## WHAT YOU ARE ASKED TO DO
Write out all of the entries that follow, word for word, but skip the pictures.

## GIVEN ENTRIES
══════════
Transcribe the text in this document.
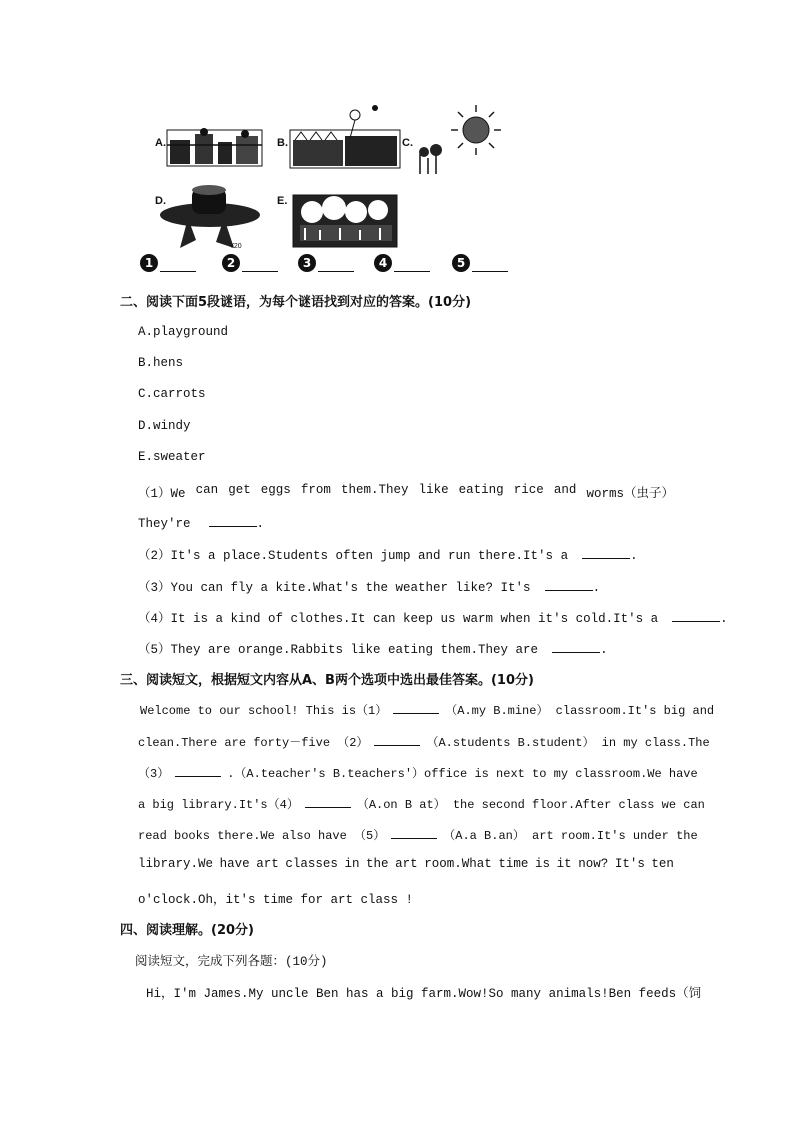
¥20
A.	B.	C.
D.	E.
1	2	3	4	5
二、阅读下面5段谜语，为每个谜语找到对应的答案。(10分)
A.playground
B.hens
C.carrots
D.windy
E.sweater
（1）We can get eggs from them.They like eating rice and worms（虫子）
They're	.
（2）It's a place.Students often jump and run there.It's a	.
（3）You can fly a kite.What's the weather like? It's	.
（4）It is a kind of clothes.It can keep us warm when it's cold.It's a	.
（5）They are orange.Rabbits like eating them.They are	.
三、阅读短文，根据短文内容从A、B两个选项中选出最佳答案。(10分)
Welcome to our school! This is（1）	（A.my B.mine） classroom.It's big and
clean.There are forty－five （2）	（A.students B.student） in my class.The
（3）	.（A.teacher's B.teachers'）office is next to my classroom.We have
a big library.It's（4）	（A.on B at） the second floor.After class we can
read books there.We also have （5）	（A.a B.an） art room.It's under the
library.We have art classes in the art room.What time is it now? It's ten
o'clock.Oh，it's time for art class !
四、阅读理解。(20分)
阅读短文，完成下列各题：(10分)
Hi，I'm James.My uncle Ben has a big farm.Wow!So many animals!Ben feeds（饲
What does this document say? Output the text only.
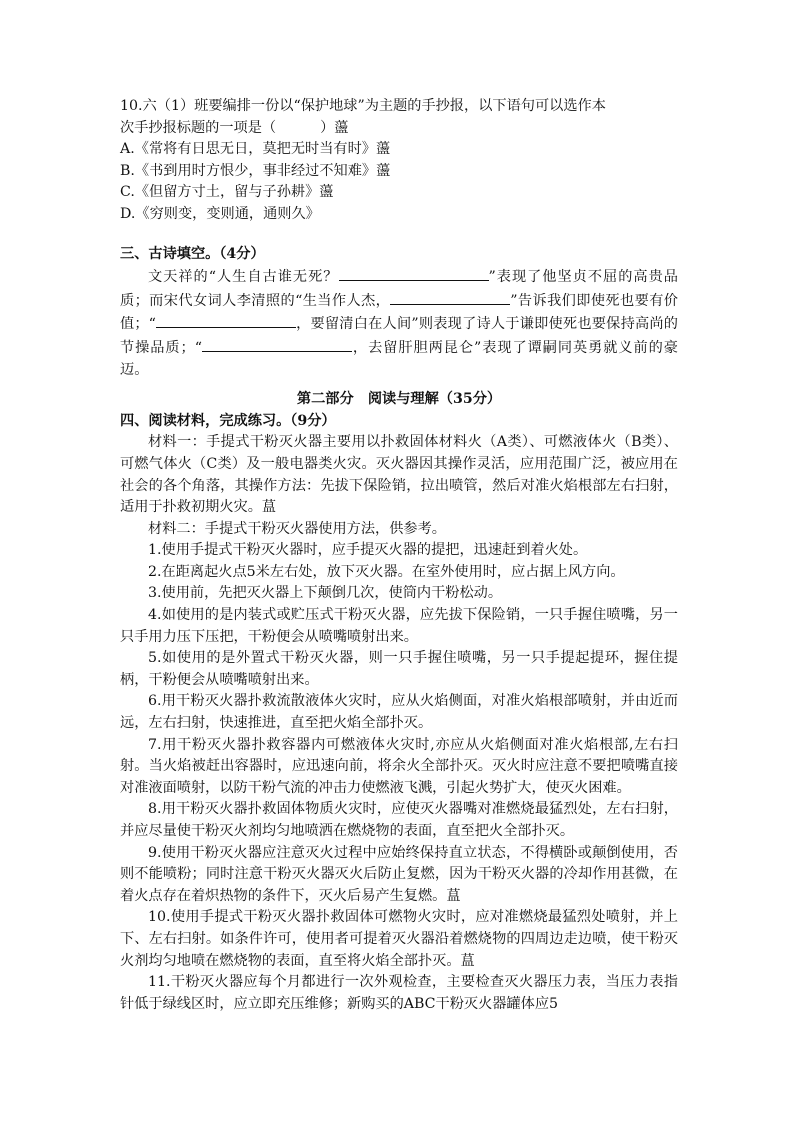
10.六（1）班要编排一份以“保护地球”为主题的手抄报，以下语句可以选作本
次手抄报标题的一项是（	）蘯

A.《常将有日思无日，莫把无时当有时》蘯

B.《书到用时方恨少，事非经过不知难》蘯

C.《但留方寸土，留与子孙耕》蘯

D.《穷则变，变则通，通则久》

三、古诗填空。（4分）

文天祥的“人生自古谁无死？	”表现了他坚贞不屈的高贵品质；而宋代女词人李清照的“生当作人杰，	”告诉我们即使死也要有价值；“	，要留清白在人间”则表现了诗人于谦即使死也要保持高尚的节操品质；“	，去留肝胆两昆仑”表现了谭嗣同英勇就义前的豪迈。

第二部分　阅读与理解（35分）

四、阅读材料，完成练习。（9分）

材料一：手提式干粉灭火器主要用以扑救固体材料火（A类）、可燃液体火（B类）、可燃气体火（C类）及一般电器类火灾。灭火器因其操作灵活，应用范围广泛，被应用在社会的各个角落，其操作方法：先拔下保险销，拉出喷管，然后对准火焰根部左右扫射，适用于扑救初期火灾。蒀

材料二：手提式干粉灭火器使用方法，供参考。

1.使用手提式干粉灭火器时，应手提灭火器的提把，迅速赶到着火处。

2.在距离起火点5米左右处，放下灭火器。在室外使用时，应占据上风方向。

3.使用前，先把灭火器上下颠倒几次，使筒内干粉松动。

4.如使用的是内装式或贮压式干粉灭火器，应先拔下保险销，一只手握住喷嘴，另一只手用力压下压把，干粉便会从喷嘴喷射出来。

5.如使用的是外置式干粉灭火器，则一只手握住喷嘴，另一只手提起提环，握住提柄，干粉便会从喷嘴喷射出来。

6.用干粉灭火器扑救流散液体火灾时，应从火焰侧面，对准火焰根部喷射，并由近而远，左右扫射，快速推进，直至把火焰全部扑灭。

7.用干粉灭火器扑救容器内可燃液体火灾时,亦应从火焰侧面对准火焰根部,左右扫射。当火焰被赶出容器时，应迅速向前，将余火全部扑灭。灭火时应注意不要把喷嘴直接对准液面喷射，以防干粉气流的冲击力使燃液飞溅，引起火势扩大，使灭火困难。

8.用干粉灭火器扑救固体物质火灾时，应使灭火器嘴对准燃烧最猛烈处，左右扫射，并应尽量使干粉灭火剂均匀地喷洒在燃烧物的表面，直至把火全部扑灭。

9.使用干粉灭火器应注意灭火过程中应始终保持直立状态，不得横卧或颠倒使用，否则不能喷粉；同时注意干粉灭火器灭火后防止复燃，因为干粉灭火器的冷却作用甚微，在着火点存在着炽热物的条件下，灭火后易产生复燃。蒀

10.使用手提式干粉灭火器扑救固体可燃物火灾时，应对准燃烧最猛烈处喷射，并上下、左右扫射。如条件许可，使用者可提着灭火器沿着燃烧物的四周边走边喷，使干粉灭火剂均匀地喷在燃烧物的表面，直至将火焰全部扑灭。蒀

11.干粉灭火器应每个月都进行一次外观检查，主要检查灭火器压力表，当压力表指针低于绿线区时，应立即充压维修；新购买的ABC干粉灭火器罐体应5
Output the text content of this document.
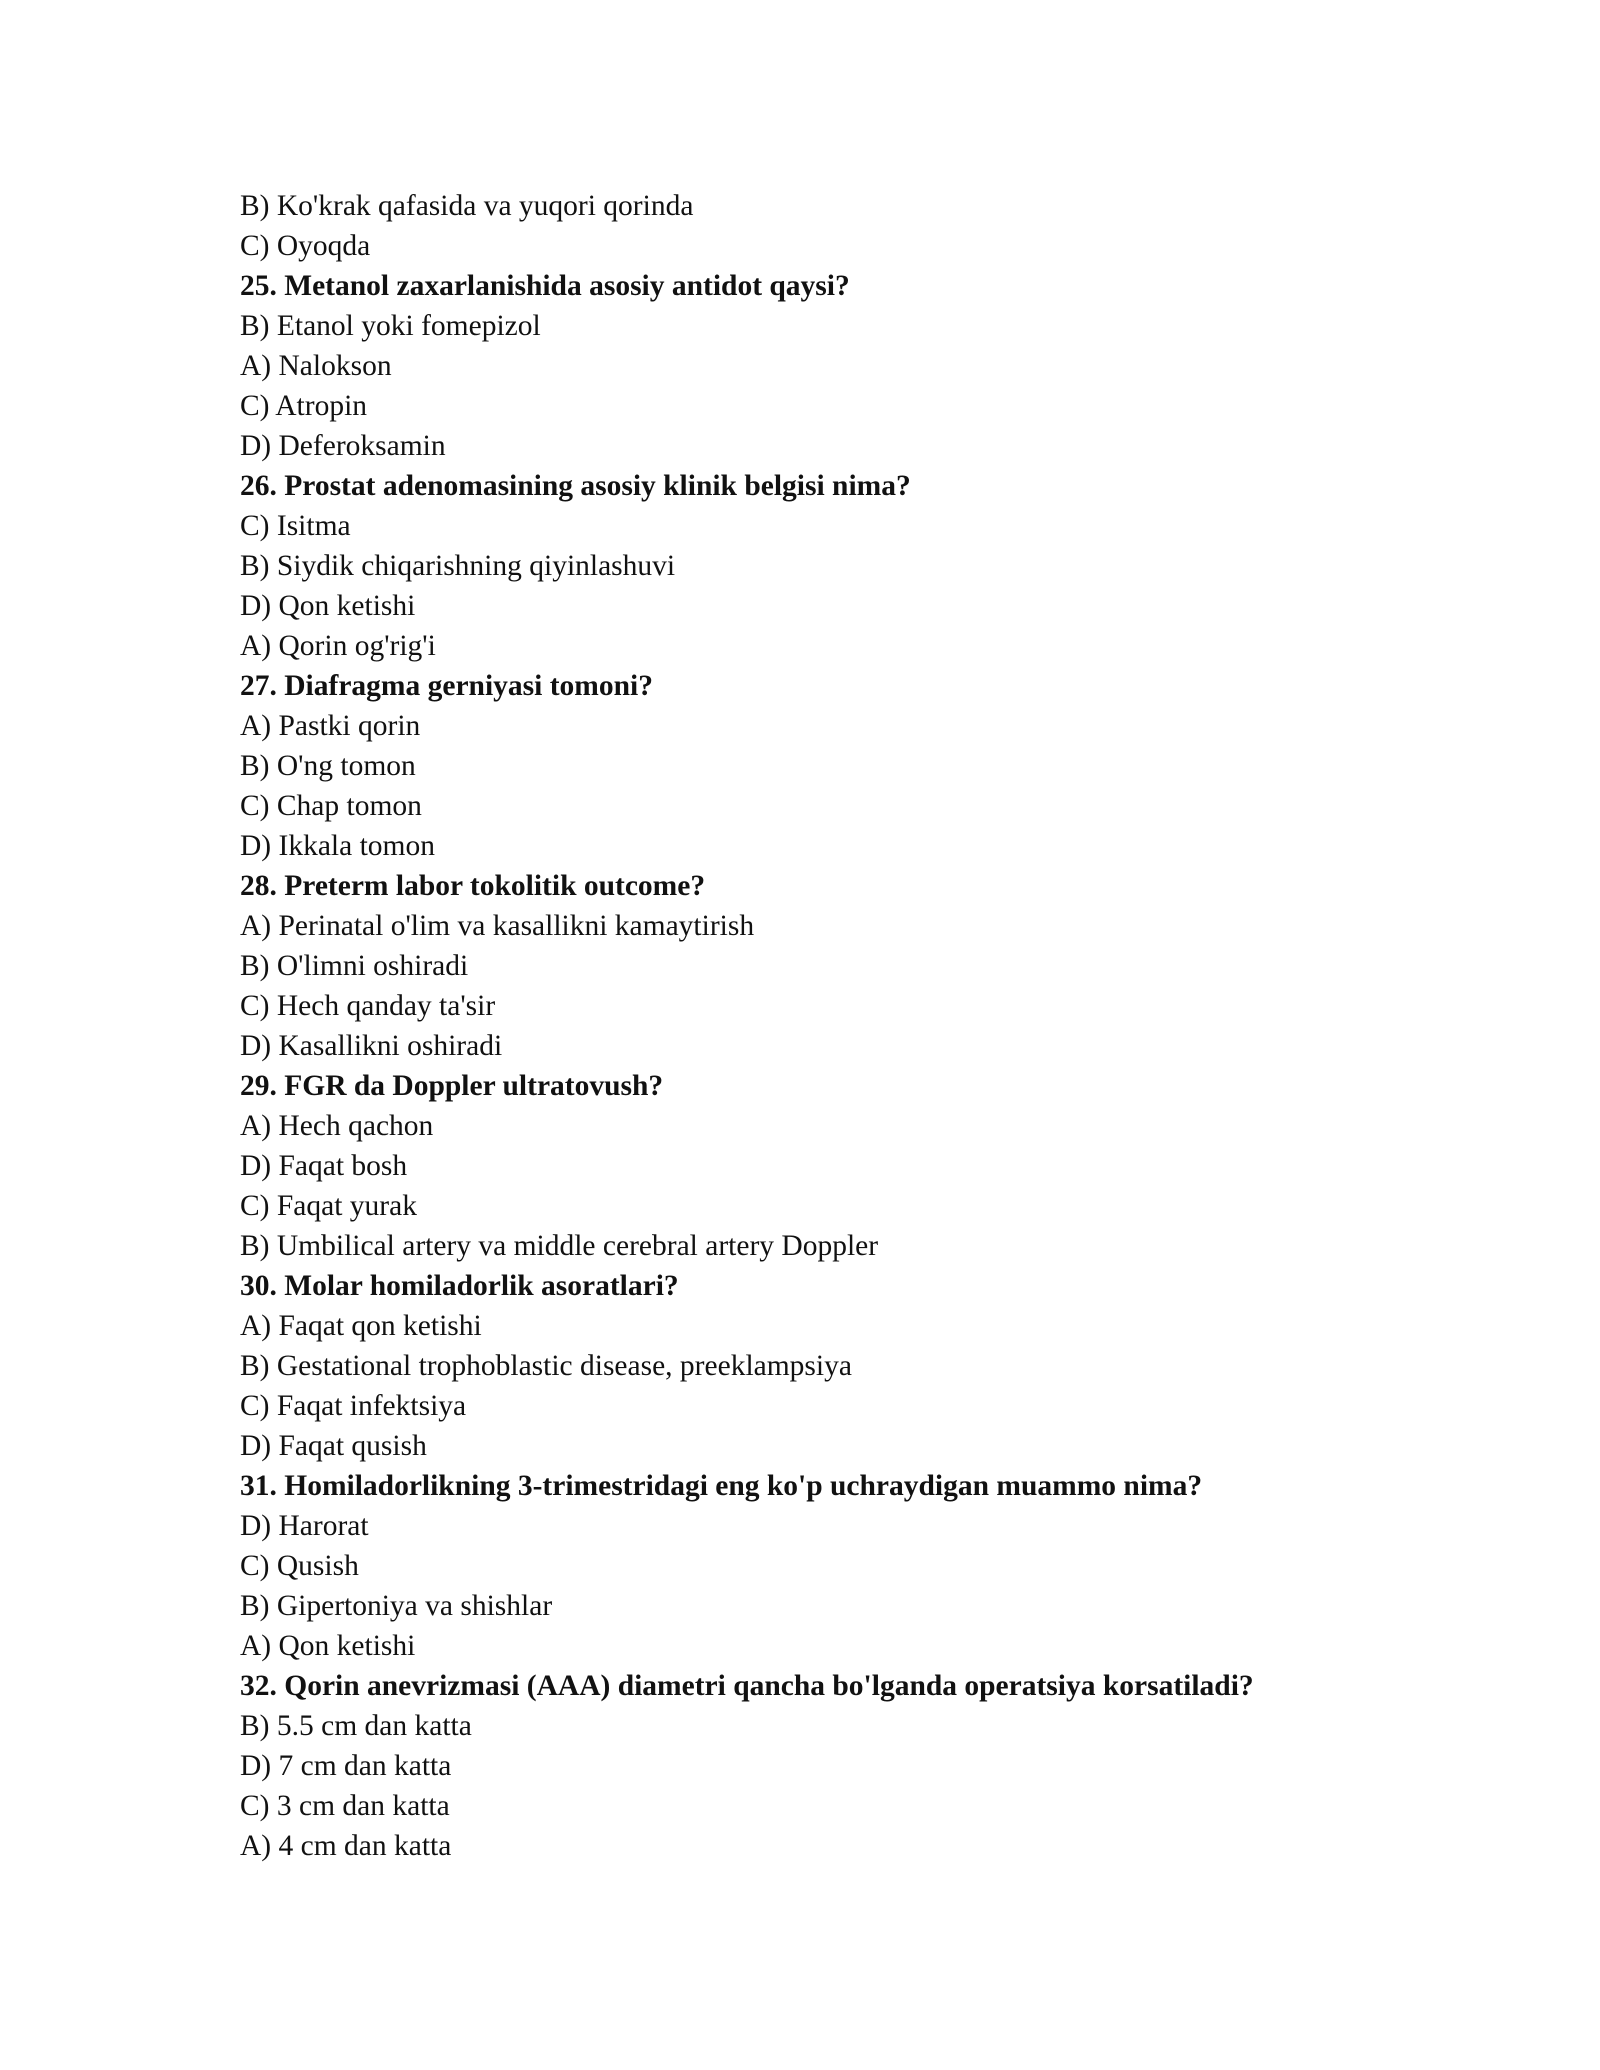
B) Ko'krak qafasida va yuqori qorinda
C) Oyoqda
25. Metanol zaxarlanishida asosiy antidot qaysi?
B) Etanol yoki fomepizol
A) Nalokson
C) Atropin
D) Deferoksamin
26. Prostat adenomasining asosiy klinik belgisi nima?
C) Isitma
B) Siydik chiqarishning qiyinlashuvi
D) Qon ketishi
A) Qorin og'rig'i
27. Diafragma gerniyasi tomoni?
A) Pastki qorin
B) O'ng tomon
C) Chap tomon
D) Ikkala tomon
28. Preterm labor tokolitik outcome?
A) Perinatal o'lim va kasallikni kamaytirish
B) O'limni oshiradi
C) Hech qanday ta'sir
D) Kasallikni oshiradi
29. FGR da Doppler ultratovush?
A) Hech qachon
D) Faqat bosh
C) Faqat yurak
B) Umbilical artery va middle cerebral artery Doppler
30. Molar homiladorlik asoratlari?
A) Faqat qon ketishi
B) Gestational trophoblastic disease, preeklampsiya
C) Faqat infektsiya
D) Faqat qusish
31. Homiladorlikning 3-trimestridagi eng ko'p uchraydigan muammo nima?
D) Harorat
C) Qusish
B) Gipertoniya va shishlar
A) Qon ketishi
32. Qorin anevrizmasi (AAA) diametri qancha bo'lganda operatsiya korsatiladi?
B) 5.5 cm dan katta
D) 7 cm dan katta
C) 3 cm dan katta
A) 4 cm dan katta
══════════
## SOLVED EXERCISE
Transcribe the text in this document.
¥20
A.	B.	C.
D.	E.
1	2	3	4	5
二、阅读下面5段谜语，为每个谜语找到对应的答案。(10分)
A.playground
B.hens
C.carrots
D.windy
E.sweater
（1）We can get eggs from them.They like eating rice and worms（虫子）
They're	.
（2）It's a place.Students often jump and run there.It's a	.
（3）You can fly a kite.What's the weather like? It's	.
（4）It is a kind of clothes.It can keep us warm when it's cold.It's a	.
（5）They are orange.Rabbits like eating them.They are	.
三、阅读短文，根据短文内容从A、B两个选项中选出最佳答案。(10分)
Welcome to our school! This is（1）	（A.my B.mine） classroom.It's big and
clean.There are forty－five （2）	（A.students B.student） in my class.The
（3）	.（A.teacher's B.teachers'）office is next to my classroom.We have
a big library.It's（4）	（A.on B at） the second floor.After class we can
read books there.We also have （5）	（A.a B.an） art room.It's under the
library.We have art classes in the art room.What time is it now? It's ten
o'clock.Oh，it's time for art class !
四、阅读理解。(20分)
阅读短文，完成下列各题：(10分)
Hi，I'm James.My uncle Ben has a big farm.Wow!So many animals!Ben feeds（饲
What does this document say? Output the text only.
10.六（1）班要编排一份以“保护地球”为主题的手抄报，以下语句可以选作本
次手抄报标题的一项是（	）蘯

A.《常将有日思无日，莫把无时当有时》蘯

B.《书到用时方恨少，事非经过不知难》蘯

C.《但留方寸土，留与子孙耕》蘯

D.《穷则变，变则通，通则久》

三、古诗填空。（4分）

文天祥的“人生自古谁无死？	”表现了他坚贞不屈的高贵品质；而宋代女词人李清照的“生当作人杰，	”告诉我们即使死也要有价值；“	，要留清白在人间”则表现了诗人于谦即使死也要保持高尚的节操品质；“	，去留肝胆两昆仑”表现了谭嗣同英勇就义前的豪迈。

第二部分　阅读与理解（35分）

四、阅读材料，完成练习。（9分）

材料一：手提式干粉灭火器主要用以扑救固体材料火（A类）、可燃液体火（B类）、可燃气体火（C类）及一般电器类火灾。灭火器因其操作灵活，应用范围广泛，被应用在社会的各个角落，其操作方法：先拔下保险销，拉出喷管，然后对准火焰根部左右扫射，适用于扑救初期火灾。蒀

材料二：手提式干粉灭火器使用方法，供参考。

1.使用手提式干粉灭火器时，应手提灭火器的提把，迅速赶到着火处。

2.在距离起火点5米左右处，放下灭火器。在室外使用时，应占据上风方向。

3.使用前，先把灭火器上下颠倒几次，使筒内干粉松动。

4.如使用的是内装式或贮压式干粉灭火器，应先拔下保险销，一只手握住喷嘴，另一只手用力压下压把，干粉便会从喷嘴喷射出来。

5.如使用的是外置式干粉灭火器，则一只手握住喷嘴，另一只手提起提环，握住提柄，干粉便会从喷嘴喷射出来。

6.用干粉灭火器扑救流散液体火灾时，应从火焰侧面，对准火焰根部喷射，并由近而远，左右扫射，快速推进，直至把火焰全部扑灭。

7.用干粉灭火器扑救容器内可燃液体火灾时,亦应从火焰侧面对准火焰根部,左右扫射。当火焰被赶出容器时，应迅速向前，将余火全部扑灭。灭火时应注意不要把喷嘴直接对准液面喷射，以防干粉气流的冲击力使燃液飞溅，引起火势扩大，使灭火困难。

8.用干粉灭火器扑救固体物质火灾时，应使灭火器嘴对准燃烧最猛烈处，左右扫射，并应尽量使干粉灭火剂均匀地喷洒在燃烧物的表面，直至把火全部扑灭。

9.使用干粉灭火器应注意灭火过程中应始终保持直立状态，不得横卧或颠倒使用，否则不能喷粉；同时注意干粉灭火器灭火后防止复燃，因为干粉灭火器的冷却作用甚微，在着火点存在着炽热物的条件下，灭火后易产生复燃。蒀

10.使用手提式干粉灭火器扑救固体可燃物火灾时，应对准燃烧最猛烈处喷射，并上下、左右扫射。如条件许可，使用者可提着灭火器沿着燃烧物的四周边走边喷，使干粉灭火剂均匀地喷在燃烧物的表面，直至将火焰全部扑灭。蒀

11.干粉灭火器应每个月都进行一次外观检查，主要检查灭火器压力表，当压力表指针低于绿线区时，应立即充压维修；新购买的ABC干粉灭火器罐体应5
Output the text content of this document.
B) Ko'krak qafasida va yuqori qorinda
C) Oyoqda
25. Metanol zaxarlanishida asosiy antidot qaysi?
B) Etanol yoki fomepizol
A) Nalokson
C) Atropin
D) Deferoksamin
26. Prostat adenomasining asosiy klinik belgisi nima?
C) Isitma
B) Siydik chiqarishning qiyinlashuvi
D) Qon ketishi
A) Qorin og'rig'i
27. Diafragma gerniyasi tomoni?
A) Pastki qorin
B) O'ng tomon
C) Chap tomon
D) Ikkala tomon
28. Preterm labor tokolitik outcome?
A) Perinatal o'lim va kasallikni kamaytirish
B) O'limni oshiradi
C) Hech qanday ta'sir
D) Kasallikni oshiradi
29. FGR da Doppler ultratovush?
A) Hech qachon
D) Faqat bosh
C) Faqat yurak
B) Umbilical artery va middle cerebral artery Doppler
30. Molar homiladorlik asoratlari?
A) Faqat qon ketishi
B) Gestational trophoblastic disease, preeklampsiya
C) Faqat infektsiya
D) Faqat qusish
31. Homiladorlikning 3-trimestridagi eng ko'p uchraydigan muammo nima?
D) Harorat
C) Qusish
B) Gipertoniya va shishlar
A) Qon ketishi
32. Qorin anevrizmasi (AAA) diametri qancha bo'lganda operatsiya korsatiladi?
B) 5.5 cm dan katta
D) 7 cm dan katta
C) 3 cm dan katta
A) 4 cm dan katta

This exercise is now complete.